### Task brief
Extract every row below that contains the string "chip" and copy each in full.

### Dataset rows

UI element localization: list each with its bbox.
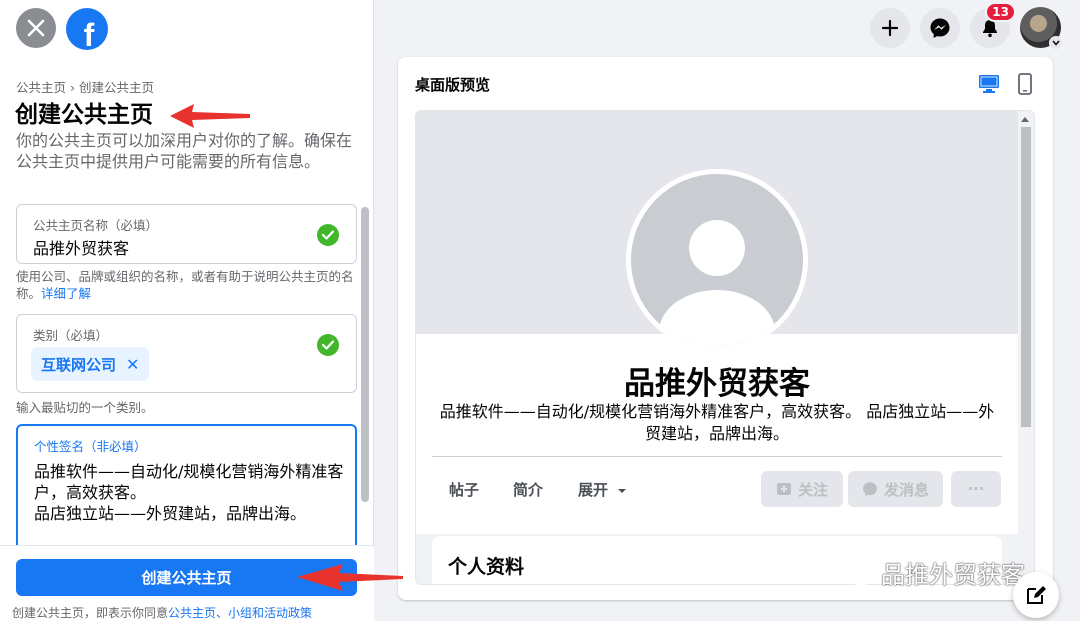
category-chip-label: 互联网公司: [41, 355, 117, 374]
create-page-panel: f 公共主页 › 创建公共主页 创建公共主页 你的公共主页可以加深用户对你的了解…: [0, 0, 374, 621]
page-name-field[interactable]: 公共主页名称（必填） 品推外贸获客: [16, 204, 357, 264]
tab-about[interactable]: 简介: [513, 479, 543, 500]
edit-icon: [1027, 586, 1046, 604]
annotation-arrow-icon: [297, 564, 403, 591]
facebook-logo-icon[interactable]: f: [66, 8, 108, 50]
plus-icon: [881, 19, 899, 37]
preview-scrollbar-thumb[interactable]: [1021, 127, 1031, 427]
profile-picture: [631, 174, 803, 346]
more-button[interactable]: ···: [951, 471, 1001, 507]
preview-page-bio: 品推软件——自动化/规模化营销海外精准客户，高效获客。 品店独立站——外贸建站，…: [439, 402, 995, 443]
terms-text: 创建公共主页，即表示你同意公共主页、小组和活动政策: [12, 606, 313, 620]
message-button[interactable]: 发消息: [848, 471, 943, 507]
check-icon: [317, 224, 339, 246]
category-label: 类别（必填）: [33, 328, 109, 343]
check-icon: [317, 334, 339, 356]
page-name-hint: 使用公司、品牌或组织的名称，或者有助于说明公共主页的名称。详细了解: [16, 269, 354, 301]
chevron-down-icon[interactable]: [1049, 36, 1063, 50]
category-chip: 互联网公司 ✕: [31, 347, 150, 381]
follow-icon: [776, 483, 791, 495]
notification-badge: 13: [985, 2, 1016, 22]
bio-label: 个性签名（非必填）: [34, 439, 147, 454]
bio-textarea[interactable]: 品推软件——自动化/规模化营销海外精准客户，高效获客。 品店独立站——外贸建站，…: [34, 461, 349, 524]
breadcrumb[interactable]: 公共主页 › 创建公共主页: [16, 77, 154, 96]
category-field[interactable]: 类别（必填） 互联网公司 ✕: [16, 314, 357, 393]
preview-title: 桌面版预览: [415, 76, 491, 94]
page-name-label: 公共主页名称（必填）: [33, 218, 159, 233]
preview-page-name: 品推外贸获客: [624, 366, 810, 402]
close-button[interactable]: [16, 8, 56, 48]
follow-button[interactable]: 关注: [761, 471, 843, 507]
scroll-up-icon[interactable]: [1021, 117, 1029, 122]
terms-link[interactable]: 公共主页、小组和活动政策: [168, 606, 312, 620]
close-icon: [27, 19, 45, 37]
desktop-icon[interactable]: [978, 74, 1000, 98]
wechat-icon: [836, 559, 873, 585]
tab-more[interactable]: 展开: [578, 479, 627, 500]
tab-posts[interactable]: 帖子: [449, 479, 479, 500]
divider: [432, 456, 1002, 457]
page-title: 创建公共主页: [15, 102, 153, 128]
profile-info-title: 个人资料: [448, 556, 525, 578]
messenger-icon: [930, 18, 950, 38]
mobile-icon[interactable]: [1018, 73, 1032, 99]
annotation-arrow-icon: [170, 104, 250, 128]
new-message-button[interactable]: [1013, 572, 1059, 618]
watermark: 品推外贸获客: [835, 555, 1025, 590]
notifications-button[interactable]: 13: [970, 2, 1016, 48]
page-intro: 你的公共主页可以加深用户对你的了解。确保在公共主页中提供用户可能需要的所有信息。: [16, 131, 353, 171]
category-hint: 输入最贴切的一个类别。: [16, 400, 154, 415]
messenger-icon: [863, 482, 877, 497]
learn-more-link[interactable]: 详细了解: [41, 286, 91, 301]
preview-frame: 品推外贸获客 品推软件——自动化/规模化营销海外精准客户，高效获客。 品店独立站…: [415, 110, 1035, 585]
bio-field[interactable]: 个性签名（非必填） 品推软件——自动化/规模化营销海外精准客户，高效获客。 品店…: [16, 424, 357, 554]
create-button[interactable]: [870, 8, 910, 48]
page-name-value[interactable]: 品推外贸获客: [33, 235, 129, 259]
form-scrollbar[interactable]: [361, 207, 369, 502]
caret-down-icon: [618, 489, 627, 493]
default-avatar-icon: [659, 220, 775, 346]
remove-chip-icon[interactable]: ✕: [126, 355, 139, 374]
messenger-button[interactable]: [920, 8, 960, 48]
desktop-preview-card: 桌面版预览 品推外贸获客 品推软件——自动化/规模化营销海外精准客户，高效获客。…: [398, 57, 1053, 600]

### Exercise output
category-chip-label: 互联网公司: [41, 355, 117, 374]
category-chip: 互联网公司 ✕: [31, 347, 150, 381]
remove-chip-icon[interactable]: ✕: [126, 355, 139, 374]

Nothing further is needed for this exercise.